◆ **THE PROBLEM**
Some lines of these records may hold the word "color"; state how many, using only the number.

** Start of TASK INPUT **

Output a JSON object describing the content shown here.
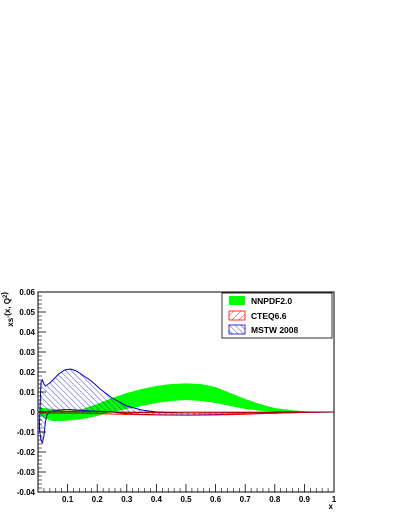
{
  "chart_data": {
    "type": "area",
    "xlabel": "x",
    "ylabel": "xs^{-}(x, Q^{2})",
    "xlim": [
      0,
      1
    ],
    "ylim": [
      -0.04,
      0.06
    ],
    "x_ticks": [
      0.1,
      0.2,
      0.3,
      0.4,
      0.5,
      0.6,
      0.7,
      0.8,
      0.9,
      1
    ],
    "y_ticks": [
      -0.04,
      -0.03,
      -0.02,
      -0.01,
      0,
      0.01,
      0.02,
      0.03,
      0.04,
      0.05,
      0.06
    ],
    "x_tick_labels": [
      "0.1",
      "0.2",
      "0.3",
      "0.4",
      "0.5",
      "0.6",
      "0.7",
      "0.8",
      "0.9",
      "1"
    ],
    "y_tick_labels": [
      "-0.04",
      "-0.03",
      "-0.02",
      "-0.01",
      "0",
      "0.01",
      "0.02",
      "0.03",
      "0.04",
      "0.05",
      "0.06"
    ],
    "legend_position": "top-right",
    "series": [
      {
        "name": "NNPDF2.0",
        "style": "solid",
        "color": "#00ff00",
        "x": [
          0.005,
          0.02,
          0.05,
          0.08,
          0.1,
          0.15,
          0.2,
          0.25,
          0.3,
          0.35,
          0.4,
          0.45,
          0.5,
          0.55,
          0.6,
          0.65,
          0.7,
          0.75,
          0.8,
          0.85,
          0.9,
          0.95,
          1.0
        ],
        "upper": [
          0.002,
          0.002,
          0.0015,
          0.001,
          0.0005,
          0.0015,
          0.004,
          0.007,
          0.0095,
          0.0115,
          0.013,
          0.014,
          0.0143,
          0.014,
          0.0125,
          0.0095,
          0.0065,
          0.004,
          0.002,
          0.001,
          0.0004,
          0.0001,
          0.0
        ],
        "lower": [
          -0.001,
          -0.003,
          -0.0045,
          -0.0045,
          -0.0043,
          -0.0035,
          -0.002,
          0.0,
          0.0015,
          0.003,
          0.0045,
          0.0055,
          0.006,
          0.0055,
          0.0045,
          0.003,
          0.0015,
          0.0007,
          0.0002,
          0.0,
          0.0,
          0.0,
          0.0
        ]
      },
      {
        "name": "CTEQ6.6",
        "style": "hatched",
        "color": "#ff0000",
        "x": [
          0.005,
          0.02,
          0.05,
          0.08,
          0.1,
          0.15,
          0.2,
          0.25,
          0.3,
          0.4,
          0.5,
          0.6,
          0.7,
          0.8,
          0.9,
          1.0
        ],
        "upper": [
          0.0,
          0.0002,
          0.0004,
          0.0004,
          0.0004,
          0.0003,
          0.0002,
          0.0,
          -0.0002,
          -0.0004,
          -0.0005,
          -0.0004,
          -0.0003,
          -0.0001,
          0.0,
          0.0
        ],
        "lower": [
          -0.0005,
          -0.0006,
          -0.0006,
          -0.0006,
          -0.0006,
          -0.0006,
          -0.0008,
          -0.001,
          -0.0012,
          -0.0015,
          -0.0016,
          -0.0015,
          -0.0011,
          -0.0006,
          -0.0002,
          0.0
        ]
      },
      {
        "name": "MSTW 2008",
        "style": "hatched",
        "color": "#0000cc",
        "x": [
          0.005,
          0.01,
          0.015,
          0.02,
          0.025,
          0.03,
          0.04,
          0.05,
          0.07,
          0.09,
          0.11,
          0.13,
          0.15,
          0.18,
          0.21,
          0.25,
          0.3,
          0.35,
          0.4,
          0.5,
          0.6,
          0.7,
          0.8,
          0.9,
          1.0
        ],
        "upper": [
          -0.005,
          0.015,
          0.016,
          0.014,
          0.013,
          0.0135,
          0.0145,
          0.016,
          0.019,
          0.021,
          0.0215,
          0.0205,
          0.0185,
          0.0155,
          0.0115,
          0.007,
          0.003,
          0.001,
          0.0,
          -0.0005,
          -0.0005,
          -0.0003,
          -0.0001,
          0.0,
          0.0
        ],
        "lower": [
          -0.009,
          -0.014,
          -0.0155,
          -0.012,
          -0.005,
          -0.0015,
          0.0,
          0.0005,
          0.001,
          0.0012,
          0.0012,
          0.001,
          0.0008,
          0.0005,
          0.0003,
          0.0,
          -0.0008,
          -0.0012,
          -0.0014,
          -0.0015,
          -0.0013,
          -0.001,
          -0.0006,
          -0.0002,
          0.0
        ]
      }
    ]
  }
}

** End of TASK INPUT **

◆ **IN RESPONSE**
3